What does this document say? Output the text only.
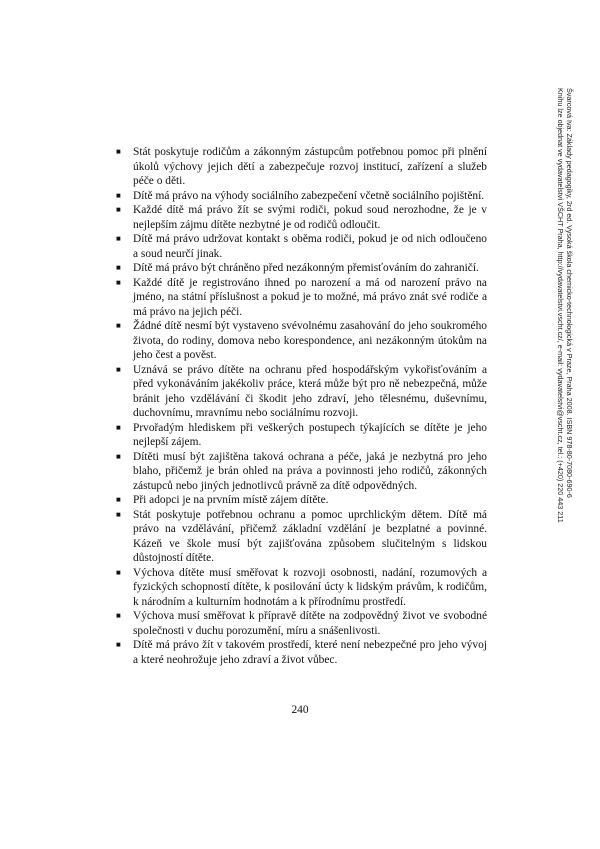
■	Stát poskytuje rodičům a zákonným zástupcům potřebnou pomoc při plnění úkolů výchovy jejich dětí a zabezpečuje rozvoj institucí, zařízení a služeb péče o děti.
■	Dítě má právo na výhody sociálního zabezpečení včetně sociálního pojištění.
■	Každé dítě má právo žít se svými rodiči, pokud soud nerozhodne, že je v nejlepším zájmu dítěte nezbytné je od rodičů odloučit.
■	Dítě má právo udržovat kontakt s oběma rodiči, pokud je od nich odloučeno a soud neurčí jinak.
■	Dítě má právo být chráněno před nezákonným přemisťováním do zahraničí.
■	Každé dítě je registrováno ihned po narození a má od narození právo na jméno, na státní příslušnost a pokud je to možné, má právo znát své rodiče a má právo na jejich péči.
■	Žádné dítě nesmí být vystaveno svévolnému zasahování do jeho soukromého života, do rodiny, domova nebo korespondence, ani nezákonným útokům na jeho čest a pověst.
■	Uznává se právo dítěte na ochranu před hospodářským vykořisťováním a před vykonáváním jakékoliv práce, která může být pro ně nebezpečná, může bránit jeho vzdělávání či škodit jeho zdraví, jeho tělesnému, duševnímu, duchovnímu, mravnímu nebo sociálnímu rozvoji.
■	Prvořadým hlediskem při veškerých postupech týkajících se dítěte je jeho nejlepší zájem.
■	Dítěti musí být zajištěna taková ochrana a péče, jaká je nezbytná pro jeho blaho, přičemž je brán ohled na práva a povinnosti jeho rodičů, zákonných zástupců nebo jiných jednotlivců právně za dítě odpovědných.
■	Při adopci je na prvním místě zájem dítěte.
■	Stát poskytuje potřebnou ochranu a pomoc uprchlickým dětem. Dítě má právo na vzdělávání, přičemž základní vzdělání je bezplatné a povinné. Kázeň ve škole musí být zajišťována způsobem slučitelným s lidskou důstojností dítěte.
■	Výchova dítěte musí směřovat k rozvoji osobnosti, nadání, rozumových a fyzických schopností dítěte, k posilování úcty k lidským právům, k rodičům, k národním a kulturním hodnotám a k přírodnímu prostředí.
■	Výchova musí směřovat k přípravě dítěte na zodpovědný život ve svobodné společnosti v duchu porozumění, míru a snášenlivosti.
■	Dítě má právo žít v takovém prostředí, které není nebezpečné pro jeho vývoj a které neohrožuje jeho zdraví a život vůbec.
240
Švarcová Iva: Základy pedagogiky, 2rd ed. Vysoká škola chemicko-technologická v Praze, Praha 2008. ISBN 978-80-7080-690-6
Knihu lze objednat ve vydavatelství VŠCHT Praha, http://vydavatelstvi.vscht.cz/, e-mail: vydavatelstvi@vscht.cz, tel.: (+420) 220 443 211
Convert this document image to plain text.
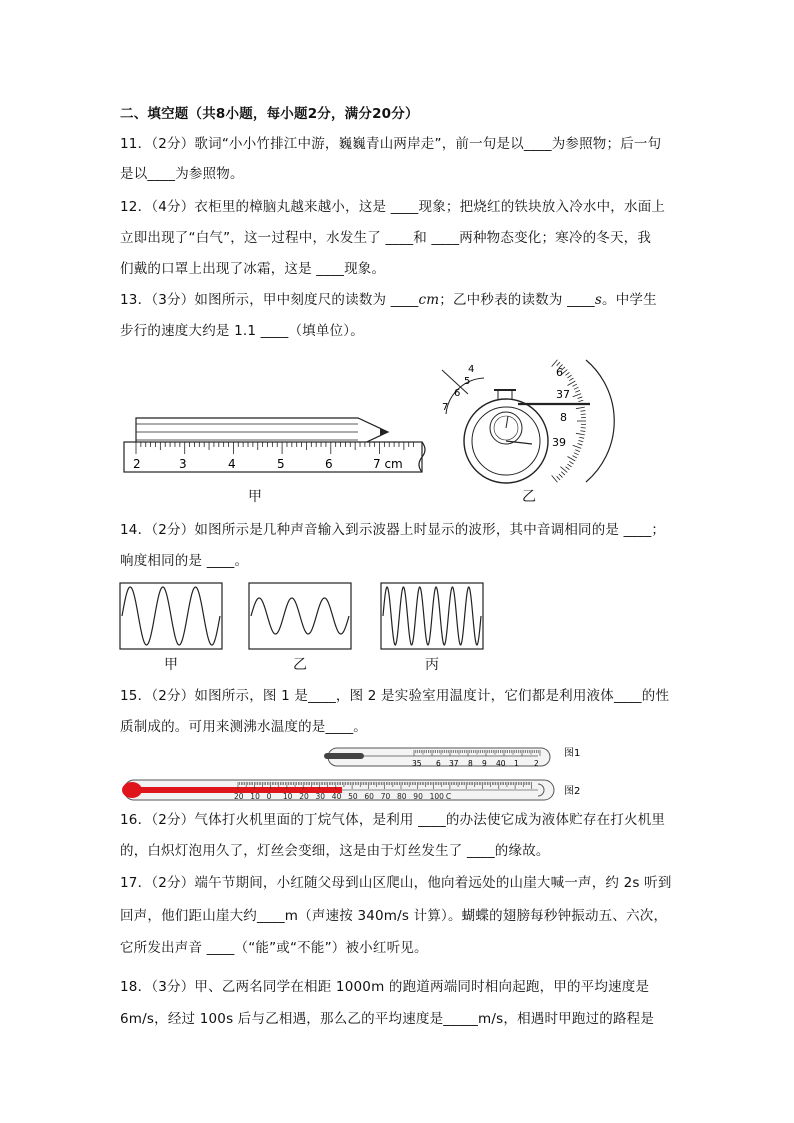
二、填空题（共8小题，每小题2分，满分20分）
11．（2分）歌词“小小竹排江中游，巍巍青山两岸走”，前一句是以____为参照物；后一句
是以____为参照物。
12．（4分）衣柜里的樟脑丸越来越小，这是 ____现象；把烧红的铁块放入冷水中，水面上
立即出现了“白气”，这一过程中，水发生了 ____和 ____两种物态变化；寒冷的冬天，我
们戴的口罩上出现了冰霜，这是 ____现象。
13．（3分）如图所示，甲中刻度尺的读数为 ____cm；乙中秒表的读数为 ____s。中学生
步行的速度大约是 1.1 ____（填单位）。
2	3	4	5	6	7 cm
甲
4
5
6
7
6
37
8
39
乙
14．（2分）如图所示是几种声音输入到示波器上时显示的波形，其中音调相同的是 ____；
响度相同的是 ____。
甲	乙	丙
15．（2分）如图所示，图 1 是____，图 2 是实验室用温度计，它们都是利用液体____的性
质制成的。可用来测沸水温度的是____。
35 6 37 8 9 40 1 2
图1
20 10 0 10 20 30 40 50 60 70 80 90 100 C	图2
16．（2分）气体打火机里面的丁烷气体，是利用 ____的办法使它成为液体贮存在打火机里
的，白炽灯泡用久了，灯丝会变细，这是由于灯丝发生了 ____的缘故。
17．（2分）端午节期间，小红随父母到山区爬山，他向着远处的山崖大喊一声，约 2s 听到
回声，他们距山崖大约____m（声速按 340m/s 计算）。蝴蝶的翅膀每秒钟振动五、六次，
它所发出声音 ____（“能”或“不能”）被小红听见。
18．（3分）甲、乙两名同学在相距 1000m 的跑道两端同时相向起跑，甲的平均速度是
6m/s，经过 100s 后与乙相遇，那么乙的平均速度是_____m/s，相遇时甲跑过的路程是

++++++++++++++++++++

• _PROBLEM STATEMENT_: Reproduce precisely the lines of the listing above, from the line containing "Convert this document image to plain text." to the last line, both ends included. Pictures are to be omitted.

• _SOLUTION_:
Convert this document image to plain text.
二、填空题（共8小题，每小题2分，满分20分）
11．（2分）歌词“小小竹排江中游，巍巍青山两岸走”，前一句是以____为参照物；后一句
是以____为参照物。
12．（4分）衣柜里的樟脑丸越来越小，这是 ____现象；把烧红的铁块放入冷水中，水面上
立即出现了“白气”，这一过程中，水发生了 ____和 ____两种物态变化；寒冷的冬天，我
们戴的口罩上出现了冰霜，这是 ____现象。
13．（3分）如图所示，甲中刻度尺的读数为 ____cm；乙中秒表的读数为 ____s。中学生
步行的速度大约是 1.1 ____（填单位）。
2	3	4	5	6	7 cm
甲
4
5
6
7
6
37
8
39
乙
14．（2分）如图所示是几种声音输入到示波器上时显示的波形，其中音调相同的是 ____；
响度相同的是 ____。
甲	乙	丙
15．（2分）如图所示，图 1 是____，图 2 是实验室用温度计，它们都是利用液体____的性
质制成的。可用来测沸水温度的是____。
35 6 37 8 9 40 1 2
图1
20 10 0 10 20 30 40 50 60 70 80 90 100 C	图2
16．（2分）气体打火机里面的丁烷气体，是利用 ____的办法使它成为液体贮存在打火机里
的，白炽灯泡用久了，灯丝会变细，这是由于灯丝发生了 ____的缘故。
17．（2分）端午节期间，小红随父母到山区爬山，他向着远处的山崖大喊一声，约 2s 听到
回声，他们距山崖大约____m（声速按 340m/s 计算）。蝴蝶的翅膀每秒钟振动五、六次，
它所发出声音 ____（“能”或“不能”）被小红听见。
18．（3分）甲、乙两名同学在相距 1000m 的跑道两端同时相向起跑，甲的平均速度是
6m/s，经过 100s 后与乙相遇，那么乙的平均速度是_____m/s，相遇时甲跑过的路程是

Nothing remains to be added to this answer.